» **Task details**: Repeat the data word for word. Do not include the pictures.

——————

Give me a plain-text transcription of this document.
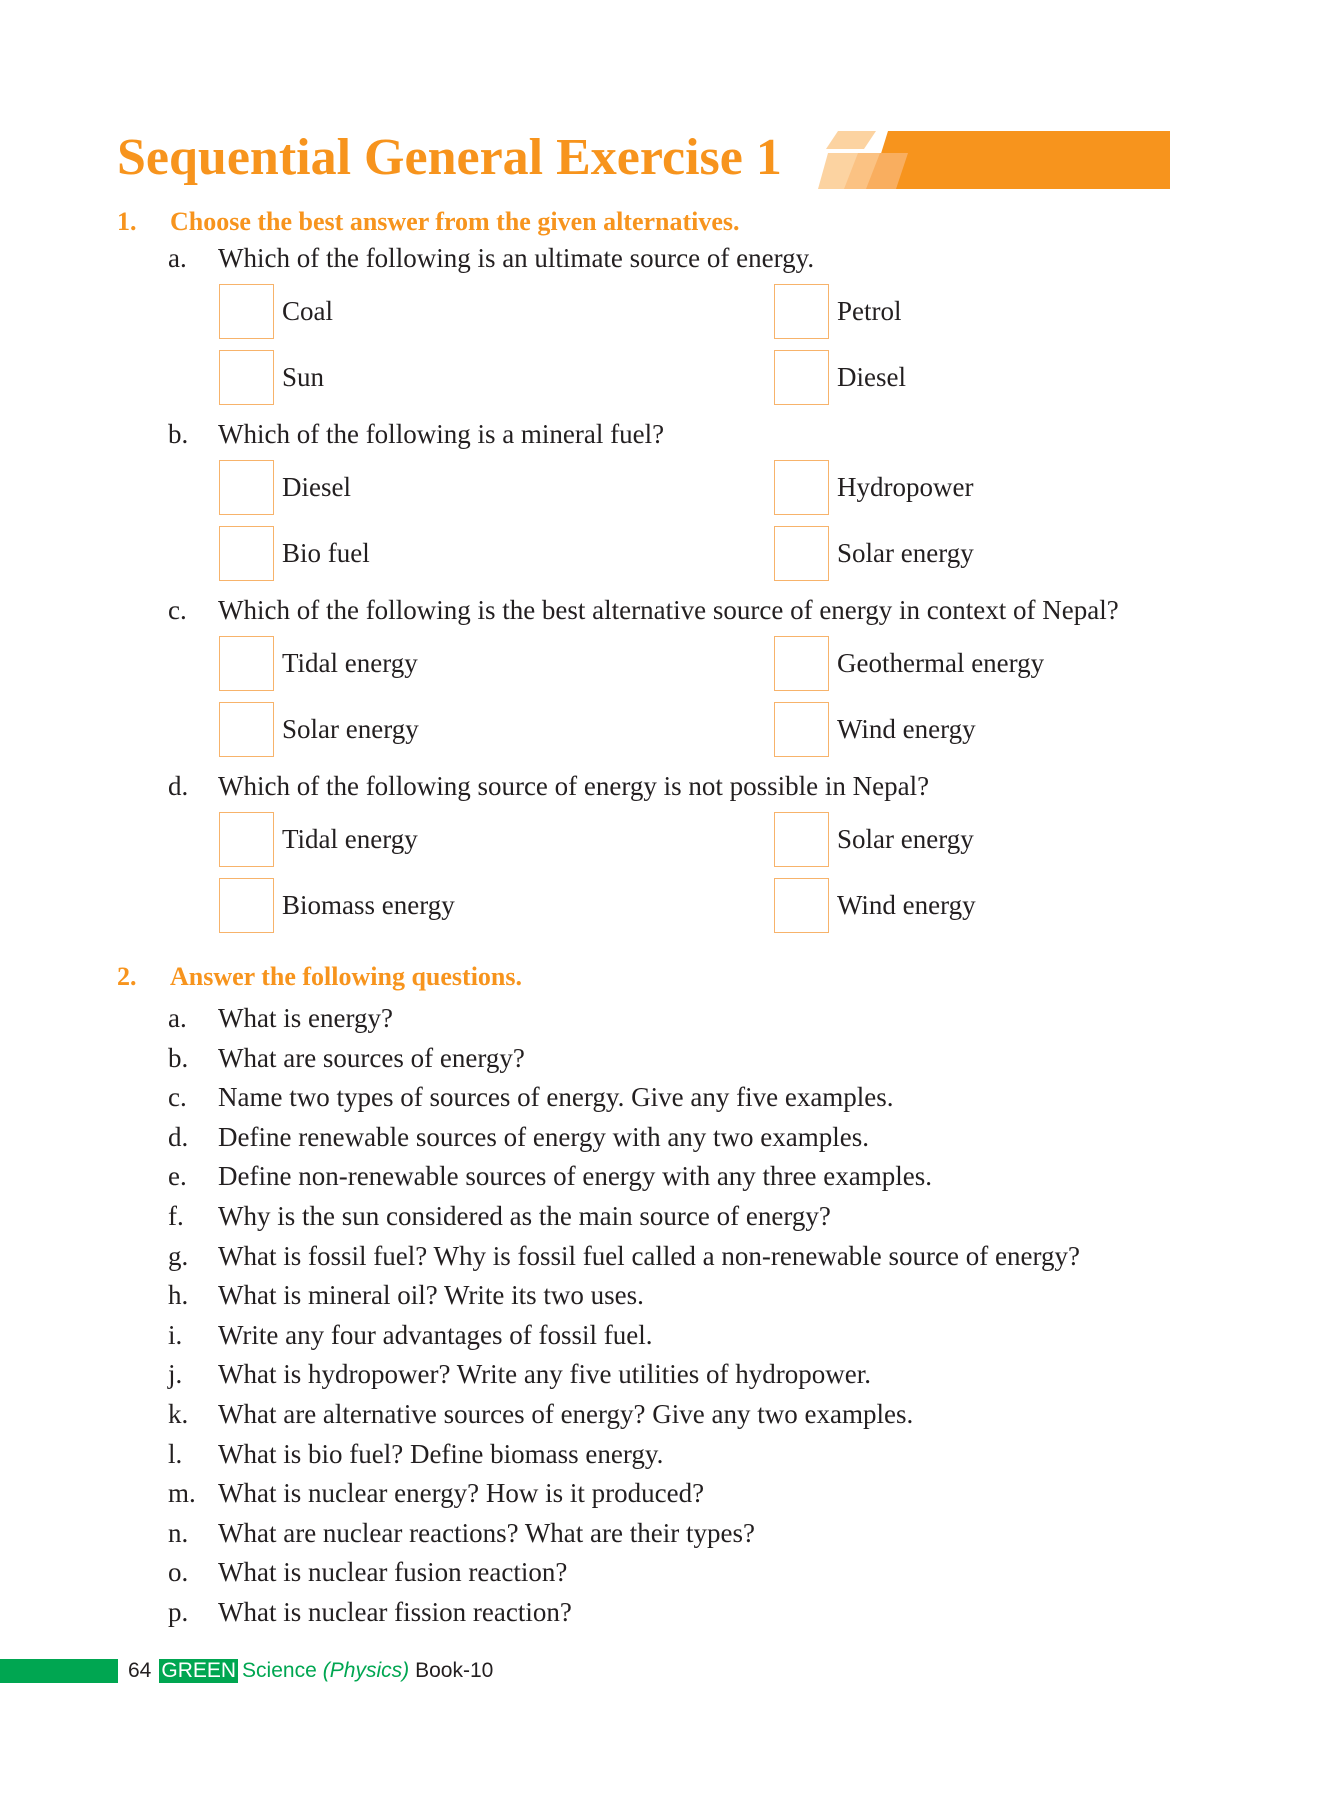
Sequential General Exercise 1
1. Choose the best answer from the given alternatives.
a. Which of the following is an ultimate source of energy.
Coal	Petrol
Sun	Diesel
b. Which of the following is a mineral fuel?
Diesel	Hydropower
Bio fuel	Solar energy
c. Which of the following is the best alternative source of energy in context of Nepal?
Tidal energy	Geothermal energy
Solar energy	Wind energy
d. Which of the following source of energy is not possible in Nepal?
Tidal energy	Solar energy
Biomass energy	Wind energy
2. Answer the following questions.
a. What is energy?
b. What are sources of energy?
c. Name two types of sources of energy. Give any five examples.
d. Define renewable sources of energy with any two examples.
e. Define non-renewable sources of energy with any three examples.
f. Why is the sun considered as the main source of energy?
g. What is fossil fuel? Why is fossil fuel called a non-renewable source of energy?
h. What is mineral oil? Write its two uses.
i. Write any four advantages of fossil fuel.
j. What is hydropower? Write any five utilities of hydropower.
k. What are alternative sources of energy? Give any two examples.
l. What is bio fuel? Define biomass energy.
m. What is nuclear energy? How is it produced?
n. What are nuclear reactions? What are their types?
o. What is nuclear fusion reaction?
p. What is nuclear fission reaction?
64 GREEN Science (Physics) Book-10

——————

» **Expected answer**:
Give me a plain-text transcription of this document.
Sequential General Exercise 1
1. Choose the best answer from the given alternatives.
a. Which of the following is an ultimate source of energy.
Coal	Petrol
Sun	Diesel
b. Which of the following is a mineral fuel?
Diesel	Hydropower
Bio fuel	Solar energy
c. Which of the following is the best alternative source of energy in context of Nepal?
Tidal energy	Geothermal energy
Solar energy	Wind energy
d. Which of the following source of energy is not possible in Nepal?
Tidal energy	Solar energy
Biomass energy	Wind energy
2. Answer the following questions.
a. What is energy?
b. What are sources of energy?
c. Name two types of sources of energy. Give any five examples.
d. Define renewable sources of energy with any two examples.
e. Define non-renewable sources of energy with any three examples.
f. Why is the sun considered as the main source of energy?
g. What is fossil fuel? Why is fossil fuel called a non-renewable source of energy?
h. What is mineral oil? Write its two uses.
i. Write any four advantages of fossil fuel.
j. What is hydropower? Write any five utilities of hydropower.
k. What are alternative sources of energy? Give any two examples.
l. What is bio fuel? Define biomass energy.
m. What is nuclear energy? How is it produced?
n. What are nuclear reactions? What are their types?
o. What is nuclear fusion reaction?
p. What is nuclear fission reaction?
64 GREEN Science (Physics) Book-10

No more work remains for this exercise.